- [EXERCISE]
Read the listing and extract each line that includes the word "JSON".

- [ENTRIES SHOWN]

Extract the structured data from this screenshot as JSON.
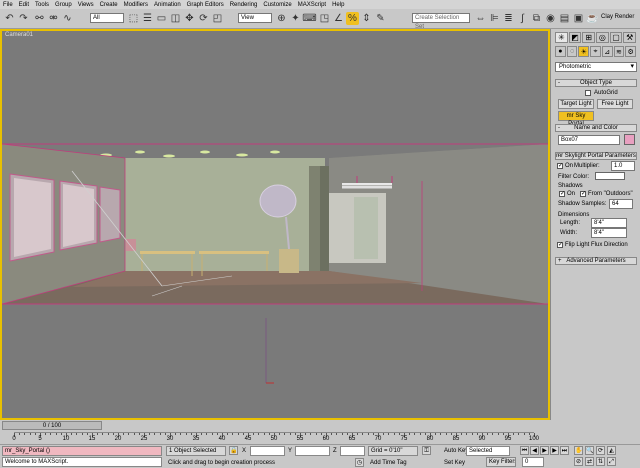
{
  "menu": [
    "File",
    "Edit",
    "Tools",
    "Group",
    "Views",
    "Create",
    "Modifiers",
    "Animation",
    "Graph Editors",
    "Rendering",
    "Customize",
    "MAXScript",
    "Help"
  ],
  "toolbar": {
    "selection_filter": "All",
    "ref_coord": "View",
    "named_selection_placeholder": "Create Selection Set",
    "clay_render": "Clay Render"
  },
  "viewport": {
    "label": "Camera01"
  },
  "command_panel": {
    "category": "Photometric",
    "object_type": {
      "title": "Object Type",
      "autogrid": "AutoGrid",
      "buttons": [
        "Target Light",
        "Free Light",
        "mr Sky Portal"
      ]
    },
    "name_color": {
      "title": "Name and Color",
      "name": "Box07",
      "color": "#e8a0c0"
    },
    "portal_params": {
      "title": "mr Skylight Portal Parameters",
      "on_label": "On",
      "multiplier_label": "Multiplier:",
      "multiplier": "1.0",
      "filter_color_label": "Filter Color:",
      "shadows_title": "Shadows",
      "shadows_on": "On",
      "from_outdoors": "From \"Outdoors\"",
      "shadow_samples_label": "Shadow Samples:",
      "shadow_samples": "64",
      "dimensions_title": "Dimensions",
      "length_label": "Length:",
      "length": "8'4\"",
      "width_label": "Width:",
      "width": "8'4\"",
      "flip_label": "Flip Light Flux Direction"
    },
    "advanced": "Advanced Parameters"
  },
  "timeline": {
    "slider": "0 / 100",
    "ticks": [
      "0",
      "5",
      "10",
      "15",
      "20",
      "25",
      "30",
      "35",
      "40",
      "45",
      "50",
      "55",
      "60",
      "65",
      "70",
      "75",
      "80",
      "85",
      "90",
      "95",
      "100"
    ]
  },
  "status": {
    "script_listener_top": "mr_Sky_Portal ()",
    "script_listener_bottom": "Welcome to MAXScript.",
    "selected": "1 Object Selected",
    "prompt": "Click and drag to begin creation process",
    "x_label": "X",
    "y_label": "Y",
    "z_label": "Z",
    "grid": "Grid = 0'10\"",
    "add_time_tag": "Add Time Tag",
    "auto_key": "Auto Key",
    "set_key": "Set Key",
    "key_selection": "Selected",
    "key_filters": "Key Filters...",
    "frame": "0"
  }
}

--

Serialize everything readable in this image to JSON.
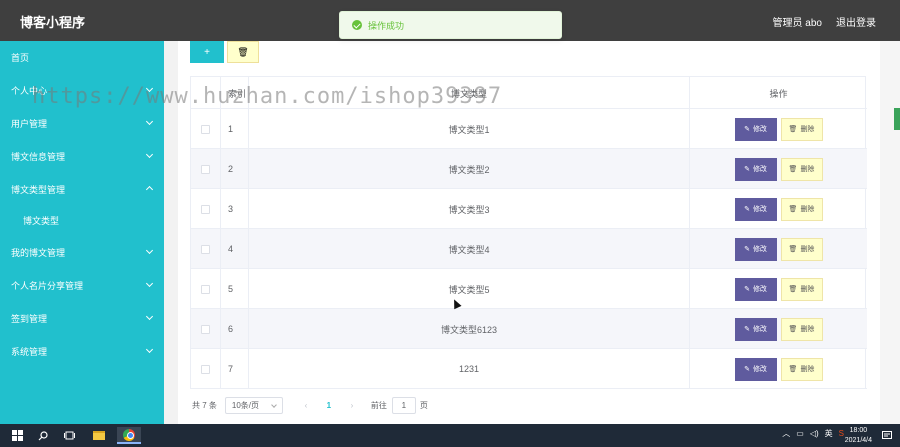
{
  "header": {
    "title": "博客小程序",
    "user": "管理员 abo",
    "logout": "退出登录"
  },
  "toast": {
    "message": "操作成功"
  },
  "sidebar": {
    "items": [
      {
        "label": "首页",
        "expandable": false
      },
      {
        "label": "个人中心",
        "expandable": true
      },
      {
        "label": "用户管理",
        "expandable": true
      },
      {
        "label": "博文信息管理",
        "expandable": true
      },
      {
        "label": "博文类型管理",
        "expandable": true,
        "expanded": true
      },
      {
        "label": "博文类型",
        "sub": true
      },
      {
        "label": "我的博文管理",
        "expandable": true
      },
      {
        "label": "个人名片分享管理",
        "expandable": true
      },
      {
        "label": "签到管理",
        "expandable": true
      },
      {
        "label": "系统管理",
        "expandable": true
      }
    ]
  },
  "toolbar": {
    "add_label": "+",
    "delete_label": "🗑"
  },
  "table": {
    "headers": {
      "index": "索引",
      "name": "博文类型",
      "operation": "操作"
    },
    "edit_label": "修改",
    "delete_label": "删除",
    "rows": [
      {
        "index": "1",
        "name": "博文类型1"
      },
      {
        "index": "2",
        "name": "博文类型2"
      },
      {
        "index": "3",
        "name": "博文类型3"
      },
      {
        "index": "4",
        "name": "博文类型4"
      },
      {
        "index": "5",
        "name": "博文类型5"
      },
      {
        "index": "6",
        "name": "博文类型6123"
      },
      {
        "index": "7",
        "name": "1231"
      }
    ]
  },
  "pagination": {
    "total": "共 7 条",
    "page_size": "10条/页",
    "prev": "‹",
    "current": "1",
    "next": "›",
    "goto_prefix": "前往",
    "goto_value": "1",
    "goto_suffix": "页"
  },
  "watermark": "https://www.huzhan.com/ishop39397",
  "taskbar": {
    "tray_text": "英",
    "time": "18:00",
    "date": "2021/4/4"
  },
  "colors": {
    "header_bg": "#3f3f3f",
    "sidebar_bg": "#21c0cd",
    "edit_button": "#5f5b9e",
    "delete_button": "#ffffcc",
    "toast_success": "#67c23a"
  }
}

- [CORRECT RESPONSE]
Extract the structured data from this screenshot as JSON.
Serialize everything readable in this image to JSON.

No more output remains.